* [WORK REQUIRED] Repeat each line of the material exactly.

* Start *

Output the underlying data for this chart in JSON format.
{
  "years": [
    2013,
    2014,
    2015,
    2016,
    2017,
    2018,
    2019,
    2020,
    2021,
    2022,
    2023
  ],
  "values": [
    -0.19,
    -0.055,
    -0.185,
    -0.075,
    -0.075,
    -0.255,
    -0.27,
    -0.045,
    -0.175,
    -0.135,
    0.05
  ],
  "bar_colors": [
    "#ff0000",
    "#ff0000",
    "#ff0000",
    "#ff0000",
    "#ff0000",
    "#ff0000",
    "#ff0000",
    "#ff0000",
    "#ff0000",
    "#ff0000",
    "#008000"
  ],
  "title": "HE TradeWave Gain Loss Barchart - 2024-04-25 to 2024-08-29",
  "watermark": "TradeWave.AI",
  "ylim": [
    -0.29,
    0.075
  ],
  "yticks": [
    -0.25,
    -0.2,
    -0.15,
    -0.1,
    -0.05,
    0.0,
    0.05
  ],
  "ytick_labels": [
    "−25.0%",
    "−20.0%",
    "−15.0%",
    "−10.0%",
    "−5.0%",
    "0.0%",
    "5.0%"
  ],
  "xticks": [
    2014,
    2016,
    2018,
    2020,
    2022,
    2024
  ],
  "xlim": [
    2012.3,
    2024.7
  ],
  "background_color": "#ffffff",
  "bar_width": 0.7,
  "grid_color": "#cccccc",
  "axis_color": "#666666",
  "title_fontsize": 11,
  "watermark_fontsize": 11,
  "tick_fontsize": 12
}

* End *

* [REPLY]
Output the underlying data for this chart in JSON format.
{
  "years": [
    2013,
    2014,
    2015,
    2016,
    2017,
    2018,
    2019,
    2020,
    2021,
    2022,
    2023
  ],
  "values": [
    -0.19,
    -0.055,
    -0.185,
    -0.075,
    -0.075,
    -0.255,
    -0.27,
    -0.045,
    -0.175,
    -0.135,
    0.05
  ],
  "bar_colors": [
    "#ff0000",
    "#ff0000",
    "#ff0000",
    "#ff0000",
    "#ff0000",
    "#ff0000",
    "#ff0000",
    "#ff0000",
    "#ff0000",
    "#ff0000",
    "#008000"
  ],
  "title": "HE TradeWave Gain Loss Barchart - 2024-04-25 to 2024-08-29",
  "watermark": "TradeWave.AI",
  "ylim": [
    -0.29,
    0.075
  ],
  "yticks": [
    -0.25,
    -0.2,
    -0.15,
    -0.1,
    -0.05,
    0.0,
    0.05
  ],
  "ytick_labels": [
    "−25.0%",
    "−20.0%",
    "−15.0%",
    "−10.0%",
    "−5.0%",
    "0.0%",
    "5.0%"
  ],
  "xticks": [
    2014,
    2016,
    2018,
    2020,
    2022,
    2024
  ],
  "xlim": [
    2012.3,
    2024.7
  ],
  "background_color": "#ffffff",
  "bar_width": 0.7,
  "grid_color": "#cccccc",
  "axis_color": "#666666",
  "title_fontsize": 11,
  "watermark_fontsize": 11,
  "tick_fontsize": 12
}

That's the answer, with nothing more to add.